___ DATASET CONTENT ___

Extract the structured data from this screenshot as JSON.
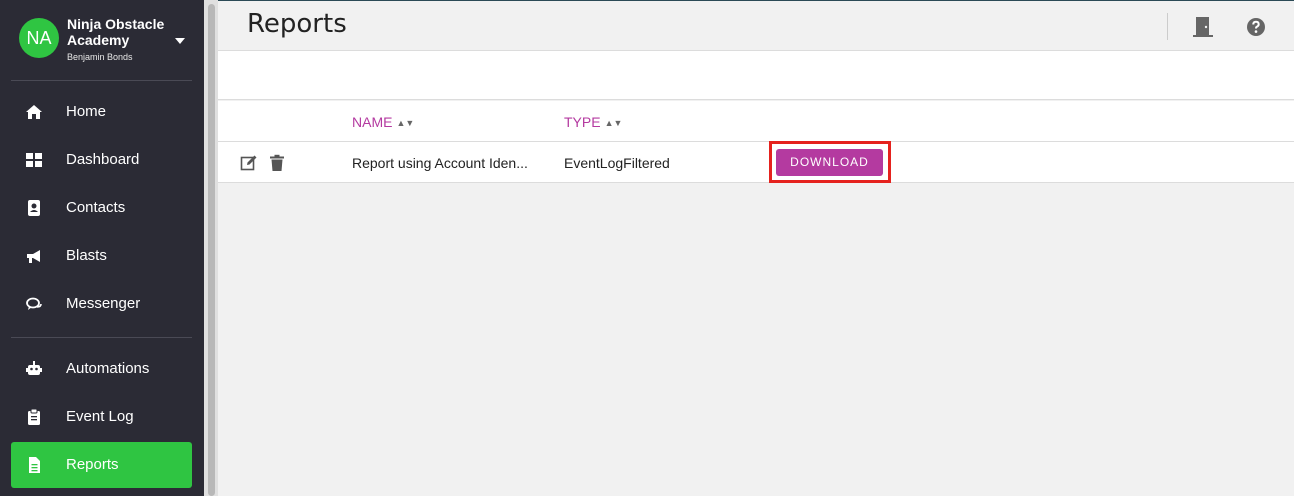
{
  "org": {
    "initials": "NA",
    "name": "Ninja Obstacle Academy",
    "user": "Benjamin Bonds"
  },
  "sidebar": {
    "items": [
      {
        "label": "Home",
        "icon": "home-icon"
      },
      {
        "label": "Dashboard",
        "icon": "dashboard-icon"
      },
      {
        "label": "Contacts",
        "icon": "contacts-icon"
      },
      {
        "label": "Blasts",
        "icon": "megaphone-icon"
      },
      {
        "label": "Messenger",
        "icon": "chat-icon"
      },
      {
        "label": "Automations",
        "icon": "robot-icon"
      },
      {
        "label": "Event Log",
        "icon": "clipboard-icon"
      },
      {
        "label": "Reports",
        "icon": "report-icon",
        "active": true
      }
    ]
  },
  "header": {
    "title": "Reports",
    "icons": [
      "exit-door-icon",
      "help-icon"
    ]
  },
  "table": {
    "columns": [
      "NAME",
      "TYPE"
    ],
    "rows": [
      {
        "name": "Report using Account Iden...",
        "type": "EventLogFiltered",
        "action": "DOWNLOAD"
      }
    ]
  },
  "colors": {
    "accent": "#b43aa0",
    "active": "#2fc542",
    "sidebar_bg": "#2b2b35",
    "highlight": "#e5221e"
  }
}
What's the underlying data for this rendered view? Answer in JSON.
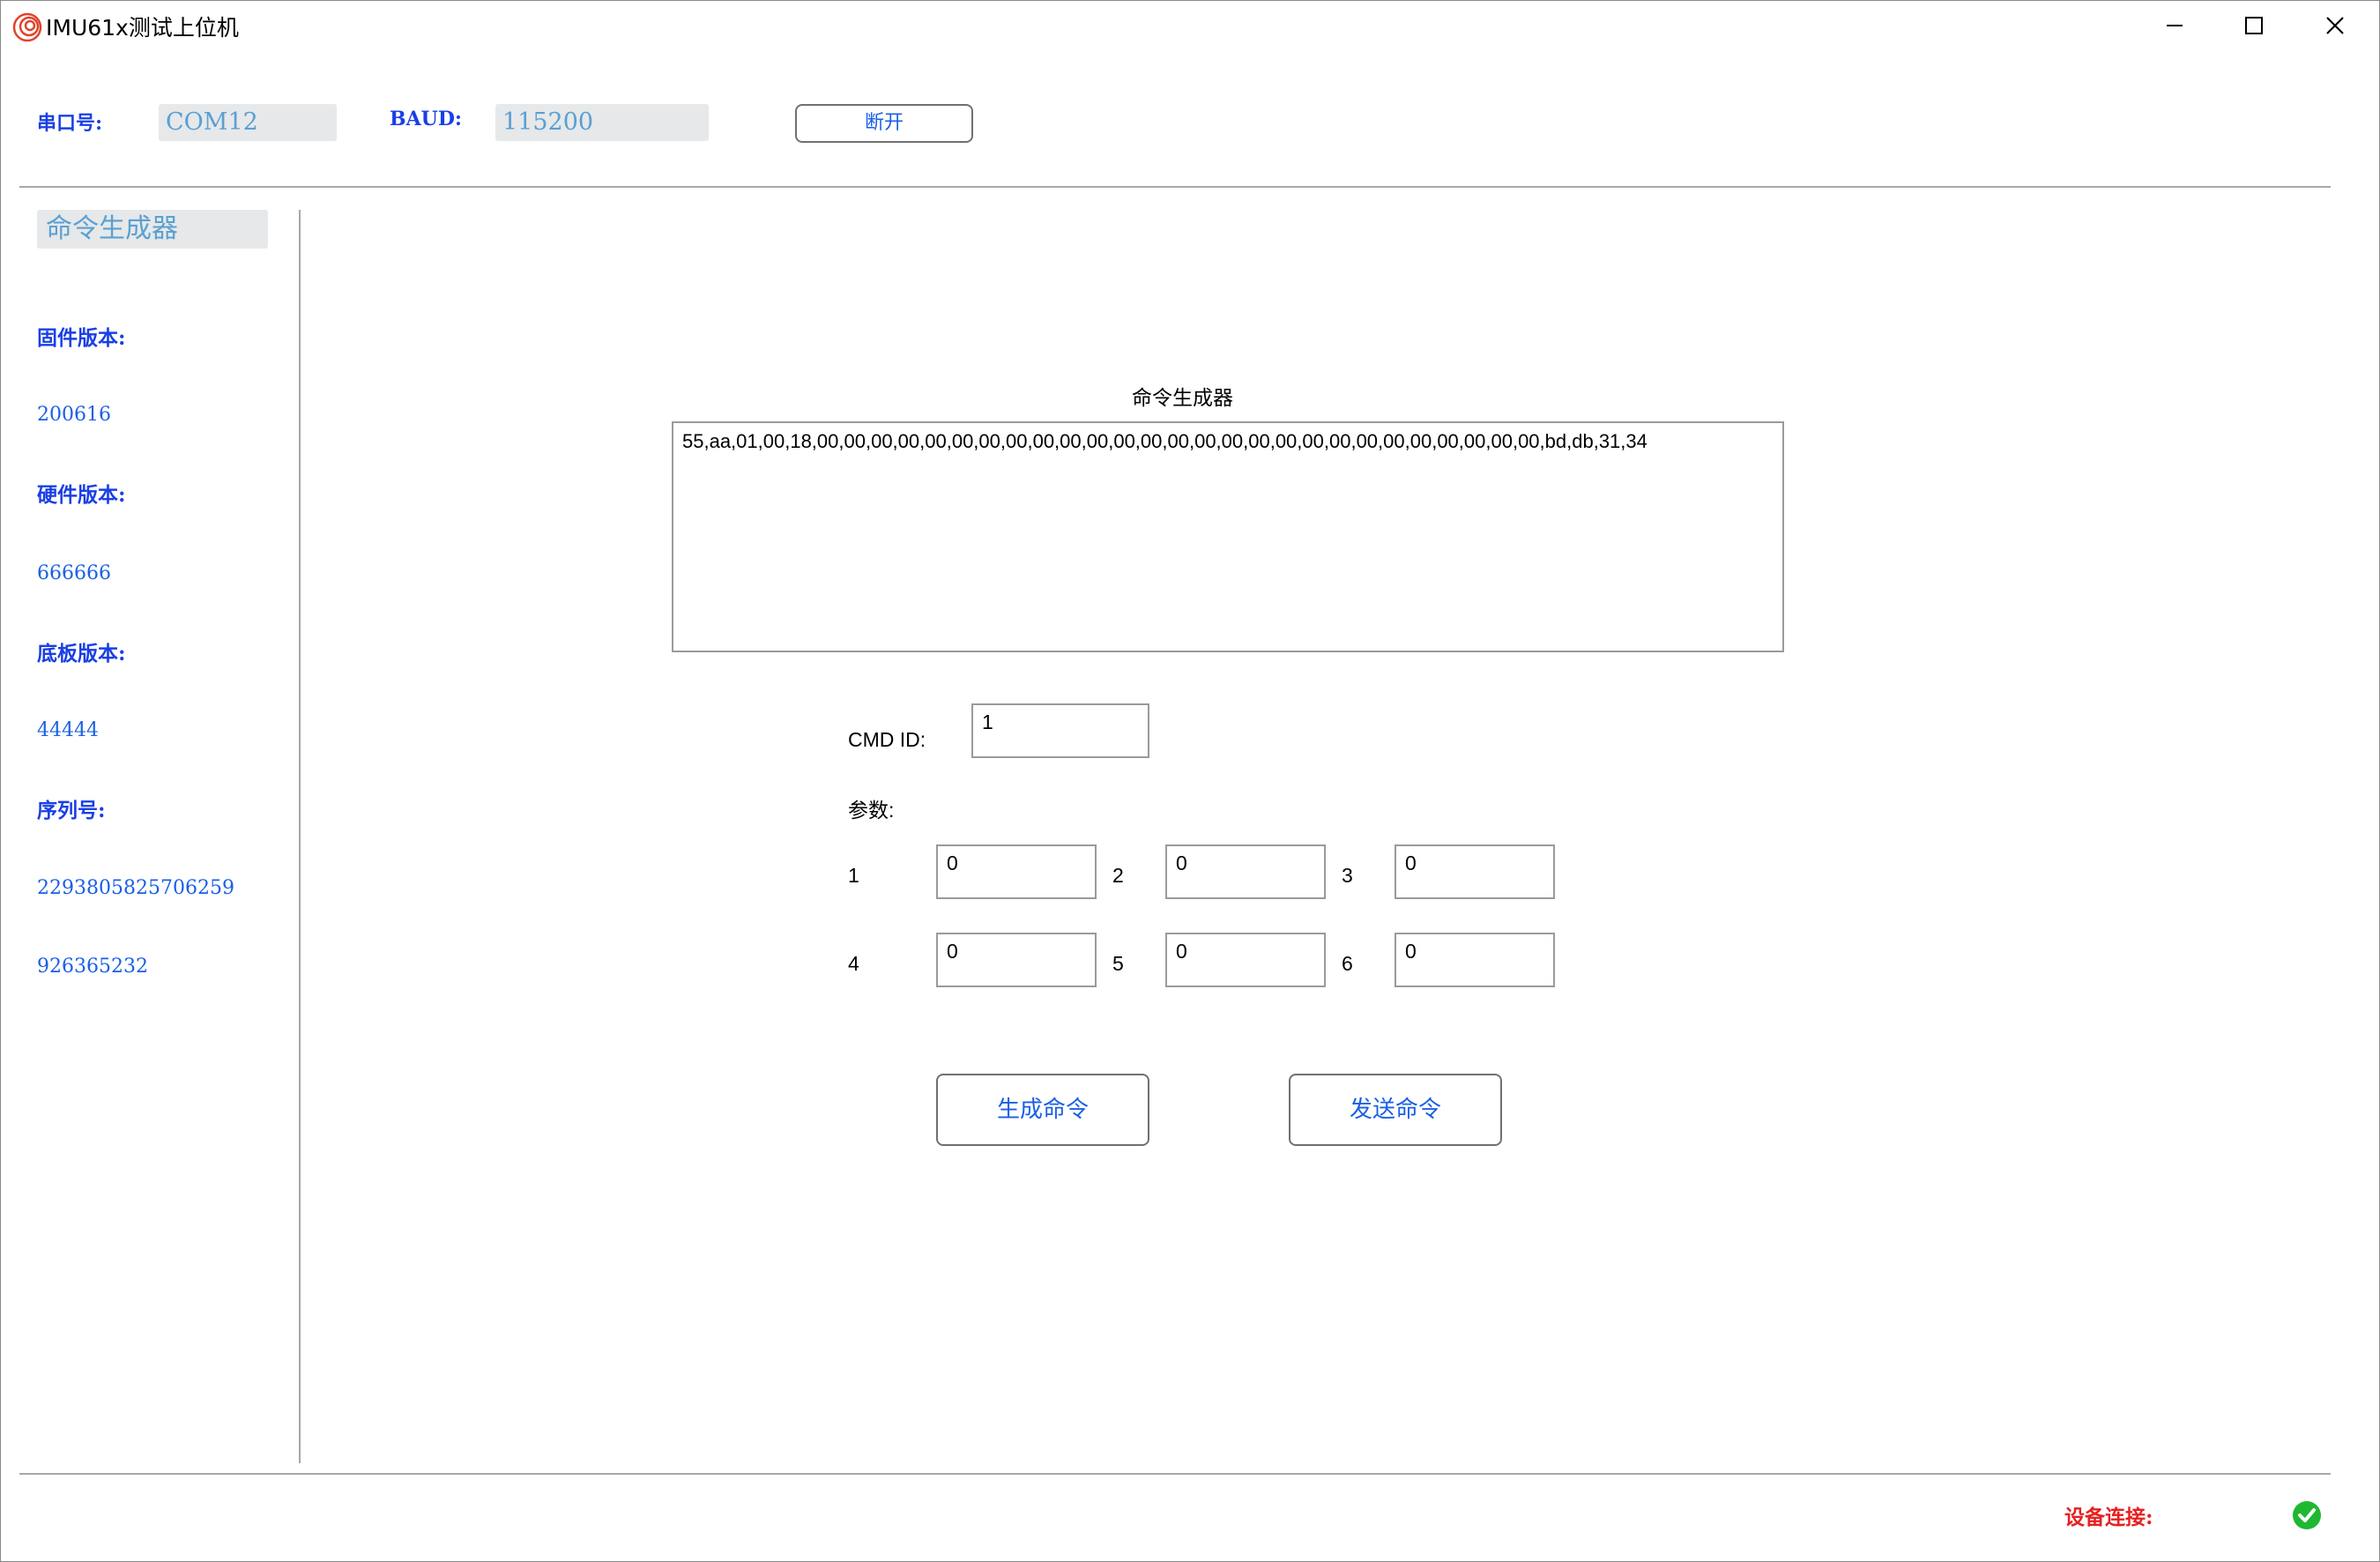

___

▶ [PROBLEM] Find all lines with "this" in them and copy each one.

▶ [OUTPUT OF THE TASK]
Extract the structured data from this screenshot as JSON.
What's the underlying data for this rendered view? Answer in JSON.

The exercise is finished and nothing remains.